* _EXERCISE AIM_: Write every line of the material out exactly as shown.

* _SUPPLIED MATERIAL_:
=-=-=
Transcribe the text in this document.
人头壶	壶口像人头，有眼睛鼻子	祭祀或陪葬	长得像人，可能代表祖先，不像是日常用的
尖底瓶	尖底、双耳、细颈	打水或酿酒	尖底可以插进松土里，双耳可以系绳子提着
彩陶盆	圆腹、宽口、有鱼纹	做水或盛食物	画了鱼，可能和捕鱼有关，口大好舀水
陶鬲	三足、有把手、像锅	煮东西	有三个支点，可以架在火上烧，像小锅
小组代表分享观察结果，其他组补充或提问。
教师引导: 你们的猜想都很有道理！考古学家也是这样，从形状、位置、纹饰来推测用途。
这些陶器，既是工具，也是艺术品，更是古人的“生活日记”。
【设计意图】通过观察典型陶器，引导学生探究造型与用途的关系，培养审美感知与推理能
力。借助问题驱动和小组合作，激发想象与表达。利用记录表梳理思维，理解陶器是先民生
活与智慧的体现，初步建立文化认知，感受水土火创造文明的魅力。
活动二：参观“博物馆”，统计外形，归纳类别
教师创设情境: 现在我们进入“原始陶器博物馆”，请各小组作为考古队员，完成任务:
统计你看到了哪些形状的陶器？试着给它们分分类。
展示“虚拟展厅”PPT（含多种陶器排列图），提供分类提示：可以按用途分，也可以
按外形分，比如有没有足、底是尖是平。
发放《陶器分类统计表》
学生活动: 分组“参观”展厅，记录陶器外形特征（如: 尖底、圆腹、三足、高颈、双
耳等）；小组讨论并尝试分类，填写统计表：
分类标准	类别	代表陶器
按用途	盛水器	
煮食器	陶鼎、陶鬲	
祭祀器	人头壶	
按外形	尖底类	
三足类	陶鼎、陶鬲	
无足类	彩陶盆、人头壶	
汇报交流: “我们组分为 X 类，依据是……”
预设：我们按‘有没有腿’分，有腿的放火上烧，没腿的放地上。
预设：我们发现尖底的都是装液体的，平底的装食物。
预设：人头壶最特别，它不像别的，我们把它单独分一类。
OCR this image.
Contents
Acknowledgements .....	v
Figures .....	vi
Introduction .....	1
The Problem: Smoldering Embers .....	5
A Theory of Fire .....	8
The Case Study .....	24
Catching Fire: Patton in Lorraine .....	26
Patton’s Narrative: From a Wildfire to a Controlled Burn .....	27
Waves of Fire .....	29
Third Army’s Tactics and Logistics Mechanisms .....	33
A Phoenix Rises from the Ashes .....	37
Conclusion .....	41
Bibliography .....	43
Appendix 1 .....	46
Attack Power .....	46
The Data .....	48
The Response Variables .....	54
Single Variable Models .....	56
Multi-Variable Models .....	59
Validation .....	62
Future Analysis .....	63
=-=-=
* _OUTPUT FOR THIS TASK_:
Transcribe the text in this document.
人头壶	壶口像人头，有眼睛鼻子	祭祀或陪葬	长得像人，可能代表祖先，不像是日常用的
尖底瓶	尖底、双耳、细颈	打水或酿酒	尖底可以插进松土里，双耳可以系绳子提着
彩陶盆	圆腹、宽口、有鱼纹	做水或盛食物	画了鱼，可能和捕鱼有关，口大好舀水
陶鬲	三足、有把手、像锅	煮东西	有三个支点，可以架在火上烧，像小锅
小组代表分享观察结果，其他组补充或提问。
教师引导: 你们的猜想都很有道理！考古学家也是这样，从形状、位置、纹饰来推测用途。
这些陶器，既是工具，也是艺术品，更是古人的“生活日记”。
【设计意图】通过观察典型陶器，引导学生探究造型与用途的关系，培养审美感知与推理能
力。借助问题驱动和小组合作，激发想象与表达。利用记录表梳理思维，理解陶器是先民生
活与智慧的体现，初步建立文化认知，感受水土火创造文明的魅力。
活动二：参观“博物馆”，统计外形，归纳类别
教师创设情境: 现在我们进入“原始陶器博物馆”，请各小组作为考古队员，完成任务:
统计你看到了哪些形状的陶器？试着给它们分分类。
展示“虚拟展厅”PPT（含多种陶器排列图），提供分类提示：可以按用途分，也可以
按外形分，比如有没有足、底是尖是平。
发放《陶器分类统计表》
学生活动: 分组“参观”展厅，记录陶器外形特征（如: 尖底、圆腹、三足、高颈、双
耳等）；小组讨论并尝试分类，填写统计表：
分类标准	类别	代表陶器
按用途	盛水器	
煮食器	陶鼎、陶鬲	
祭祀器	人头壶	
按外形	尖底类	
三足类	陶鼎、陶鬲	
无足类	彩陶盆、人头壶	
汇报交流: “我们组分为 X 类，依据是……”
预设：我们按‘有没有腿’分，有腿的放火上烧，没腿的放地上。
预设：我们发现尖底的都是装液体的，平底的装食物。
预设：人头壶最特别，它不像别的，我们把它单独分一类。
OCR this image.
Contents
Acknowledgements .....	v
Figures .....	vi
Introduction .....	1
The Problem: Smoldering Embers .....	5
A Theory of Fire .....	8
The Case Study .....	24
Catching Fire: Patton in Lorraine .....	26
Patton’s Narrative: From a Wildfire to a Controlled Burn .....	27
Waves of Fire .....	29
Third Army’s Tactics and Logistics Mechanisms .....	33
A Phoenix Rises from the Ashes .....	37
Conclusion .....	41
Bibliography .....	43
Appendix 1 .....	46
Attack Power .....	46
The Data .....	48
The Response Variables .....	54
Single Variable Models .....	56
Multi-Variable Models .....	59
Validation .....	62
Future Analysis .....	63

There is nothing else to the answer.